::: DATASET EXTRACT

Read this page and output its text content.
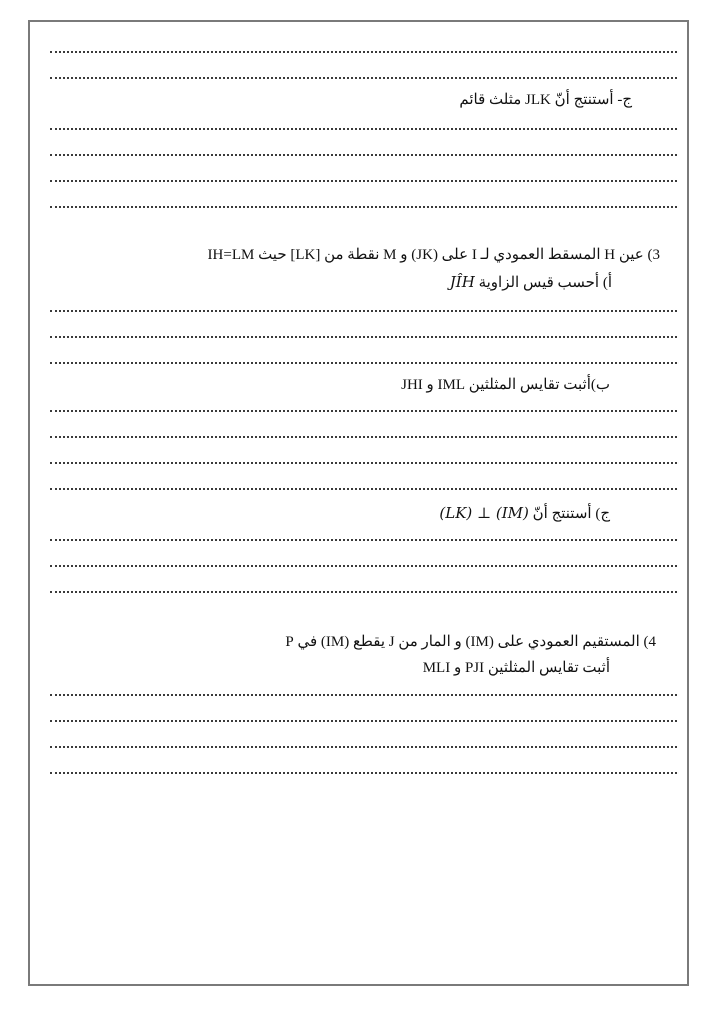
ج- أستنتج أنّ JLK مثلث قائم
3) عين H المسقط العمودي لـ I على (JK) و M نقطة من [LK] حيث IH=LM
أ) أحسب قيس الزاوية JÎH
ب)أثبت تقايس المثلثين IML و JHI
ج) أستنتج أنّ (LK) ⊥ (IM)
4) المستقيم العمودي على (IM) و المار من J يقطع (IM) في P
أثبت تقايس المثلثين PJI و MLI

::::::

GOAL OF THE EXERCISE
In the entries above, count each line with "العمودي"; reply with the total only.

EXERCISE OUTPUT
2